Figure contents as structured data
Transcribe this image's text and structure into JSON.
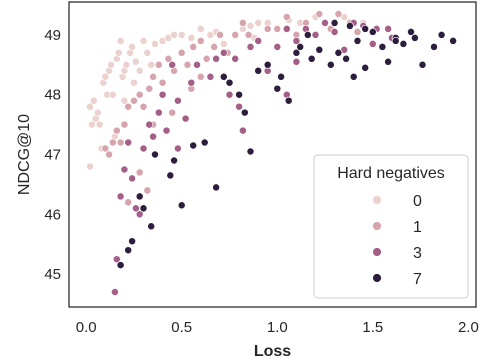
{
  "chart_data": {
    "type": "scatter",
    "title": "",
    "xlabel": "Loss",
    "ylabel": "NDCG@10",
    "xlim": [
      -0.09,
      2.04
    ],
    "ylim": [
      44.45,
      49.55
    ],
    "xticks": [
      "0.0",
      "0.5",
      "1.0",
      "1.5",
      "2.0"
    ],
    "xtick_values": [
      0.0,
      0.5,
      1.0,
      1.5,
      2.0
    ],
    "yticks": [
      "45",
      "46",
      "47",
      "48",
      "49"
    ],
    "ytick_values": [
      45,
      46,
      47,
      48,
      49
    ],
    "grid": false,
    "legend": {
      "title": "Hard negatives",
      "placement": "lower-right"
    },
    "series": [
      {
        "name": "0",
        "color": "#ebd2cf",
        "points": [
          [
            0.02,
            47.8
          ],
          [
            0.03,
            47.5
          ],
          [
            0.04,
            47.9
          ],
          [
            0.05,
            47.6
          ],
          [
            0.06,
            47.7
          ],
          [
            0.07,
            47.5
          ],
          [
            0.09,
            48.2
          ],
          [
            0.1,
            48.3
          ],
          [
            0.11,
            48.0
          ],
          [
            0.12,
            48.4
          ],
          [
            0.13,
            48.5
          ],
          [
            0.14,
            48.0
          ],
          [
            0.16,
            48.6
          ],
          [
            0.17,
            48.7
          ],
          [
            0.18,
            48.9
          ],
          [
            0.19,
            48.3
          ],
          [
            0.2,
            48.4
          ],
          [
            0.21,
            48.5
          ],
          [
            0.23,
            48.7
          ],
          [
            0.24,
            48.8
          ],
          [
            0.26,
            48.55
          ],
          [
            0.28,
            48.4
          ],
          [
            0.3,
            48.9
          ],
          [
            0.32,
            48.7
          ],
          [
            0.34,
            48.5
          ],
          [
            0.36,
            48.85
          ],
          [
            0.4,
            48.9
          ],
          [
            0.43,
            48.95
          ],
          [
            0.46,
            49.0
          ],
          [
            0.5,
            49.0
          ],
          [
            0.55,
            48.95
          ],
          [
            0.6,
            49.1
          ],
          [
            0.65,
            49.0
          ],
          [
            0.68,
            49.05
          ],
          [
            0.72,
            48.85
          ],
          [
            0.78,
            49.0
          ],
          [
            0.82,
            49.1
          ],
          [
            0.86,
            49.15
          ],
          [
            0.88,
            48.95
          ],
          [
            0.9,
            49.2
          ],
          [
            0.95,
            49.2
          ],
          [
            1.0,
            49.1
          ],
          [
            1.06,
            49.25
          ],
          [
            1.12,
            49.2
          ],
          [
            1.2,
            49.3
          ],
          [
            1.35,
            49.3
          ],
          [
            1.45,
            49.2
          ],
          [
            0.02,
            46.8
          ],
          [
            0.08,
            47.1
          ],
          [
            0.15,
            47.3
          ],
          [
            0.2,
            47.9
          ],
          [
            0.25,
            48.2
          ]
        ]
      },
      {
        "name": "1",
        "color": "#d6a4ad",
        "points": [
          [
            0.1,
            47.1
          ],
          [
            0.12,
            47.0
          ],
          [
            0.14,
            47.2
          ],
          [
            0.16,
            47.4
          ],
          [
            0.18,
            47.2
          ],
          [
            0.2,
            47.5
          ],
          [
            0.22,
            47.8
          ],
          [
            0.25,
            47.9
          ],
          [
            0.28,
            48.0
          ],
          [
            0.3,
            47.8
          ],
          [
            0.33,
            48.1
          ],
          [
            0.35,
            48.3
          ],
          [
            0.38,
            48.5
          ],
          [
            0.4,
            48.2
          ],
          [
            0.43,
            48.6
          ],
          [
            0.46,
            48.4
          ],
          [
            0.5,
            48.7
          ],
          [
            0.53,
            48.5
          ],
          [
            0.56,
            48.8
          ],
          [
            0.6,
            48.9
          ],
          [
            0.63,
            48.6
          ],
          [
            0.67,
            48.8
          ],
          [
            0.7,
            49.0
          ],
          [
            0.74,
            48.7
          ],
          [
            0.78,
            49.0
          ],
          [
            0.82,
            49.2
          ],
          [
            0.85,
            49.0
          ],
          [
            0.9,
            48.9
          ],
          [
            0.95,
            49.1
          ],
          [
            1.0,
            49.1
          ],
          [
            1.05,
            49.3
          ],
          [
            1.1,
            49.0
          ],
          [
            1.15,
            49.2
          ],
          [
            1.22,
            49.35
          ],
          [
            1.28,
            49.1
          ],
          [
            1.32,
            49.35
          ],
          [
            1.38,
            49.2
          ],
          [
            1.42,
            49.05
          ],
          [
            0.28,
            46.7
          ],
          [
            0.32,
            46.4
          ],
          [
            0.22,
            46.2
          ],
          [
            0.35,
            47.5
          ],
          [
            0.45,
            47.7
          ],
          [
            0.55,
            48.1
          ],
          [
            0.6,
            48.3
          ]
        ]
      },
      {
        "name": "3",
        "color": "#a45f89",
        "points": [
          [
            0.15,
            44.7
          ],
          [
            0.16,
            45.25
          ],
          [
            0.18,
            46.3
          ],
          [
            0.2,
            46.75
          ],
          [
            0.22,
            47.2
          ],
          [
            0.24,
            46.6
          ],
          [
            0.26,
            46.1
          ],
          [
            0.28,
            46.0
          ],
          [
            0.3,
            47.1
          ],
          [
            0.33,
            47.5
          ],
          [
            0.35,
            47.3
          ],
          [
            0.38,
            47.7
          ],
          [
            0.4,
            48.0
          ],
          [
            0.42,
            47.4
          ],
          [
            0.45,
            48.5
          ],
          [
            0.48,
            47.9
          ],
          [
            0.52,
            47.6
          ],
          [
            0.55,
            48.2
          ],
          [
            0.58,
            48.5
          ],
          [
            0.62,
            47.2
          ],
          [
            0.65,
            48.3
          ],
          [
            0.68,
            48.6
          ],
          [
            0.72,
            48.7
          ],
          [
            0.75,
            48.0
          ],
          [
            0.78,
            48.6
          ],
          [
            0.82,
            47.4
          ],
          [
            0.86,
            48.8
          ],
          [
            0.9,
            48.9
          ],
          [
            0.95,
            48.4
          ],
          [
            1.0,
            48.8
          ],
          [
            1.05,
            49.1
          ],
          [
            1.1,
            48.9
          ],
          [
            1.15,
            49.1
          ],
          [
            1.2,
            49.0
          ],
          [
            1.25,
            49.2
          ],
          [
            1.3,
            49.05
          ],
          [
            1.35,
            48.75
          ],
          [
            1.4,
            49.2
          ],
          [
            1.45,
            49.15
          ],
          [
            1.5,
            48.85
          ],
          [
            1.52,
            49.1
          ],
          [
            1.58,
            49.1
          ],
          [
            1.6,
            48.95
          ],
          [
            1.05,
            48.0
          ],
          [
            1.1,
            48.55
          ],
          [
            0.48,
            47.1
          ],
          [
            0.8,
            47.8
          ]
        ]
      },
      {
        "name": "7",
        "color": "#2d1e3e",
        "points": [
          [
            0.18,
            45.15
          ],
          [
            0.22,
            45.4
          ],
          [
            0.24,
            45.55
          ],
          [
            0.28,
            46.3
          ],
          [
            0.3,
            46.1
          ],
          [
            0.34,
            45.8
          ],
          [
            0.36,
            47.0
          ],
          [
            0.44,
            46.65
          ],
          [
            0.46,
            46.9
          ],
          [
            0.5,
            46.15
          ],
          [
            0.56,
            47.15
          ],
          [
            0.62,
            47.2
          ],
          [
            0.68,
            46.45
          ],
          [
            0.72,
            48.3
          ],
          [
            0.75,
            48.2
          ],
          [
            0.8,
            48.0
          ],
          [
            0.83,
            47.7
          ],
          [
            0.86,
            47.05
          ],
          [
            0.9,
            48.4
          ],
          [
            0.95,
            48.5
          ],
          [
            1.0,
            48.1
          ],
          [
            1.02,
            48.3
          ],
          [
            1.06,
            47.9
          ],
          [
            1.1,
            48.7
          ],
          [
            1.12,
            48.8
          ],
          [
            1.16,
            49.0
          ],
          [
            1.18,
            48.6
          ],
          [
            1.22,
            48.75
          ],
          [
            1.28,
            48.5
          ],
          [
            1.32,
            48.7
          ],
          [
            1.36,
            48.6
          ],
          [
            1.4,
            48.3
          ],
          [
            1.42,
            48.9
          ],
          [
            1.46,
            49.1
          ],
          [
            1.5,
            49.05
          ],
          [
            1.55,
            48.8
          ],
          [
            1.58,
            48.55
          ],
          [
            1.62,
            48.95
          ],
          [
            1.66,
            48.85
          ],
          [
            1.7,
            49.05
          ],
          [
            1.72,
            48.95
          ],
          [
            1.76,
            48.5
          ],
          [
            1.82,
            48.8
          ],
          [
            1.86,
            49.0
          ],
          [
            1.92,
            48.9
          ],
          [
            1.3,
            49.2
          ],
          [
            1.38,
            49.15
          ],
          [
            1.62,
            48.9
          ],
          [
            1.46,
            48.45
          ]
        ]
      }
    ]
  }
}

- [Required work]:
How many lines of these entries hold the string "color"? Answer with the number alone.

- [Exercise output]:
4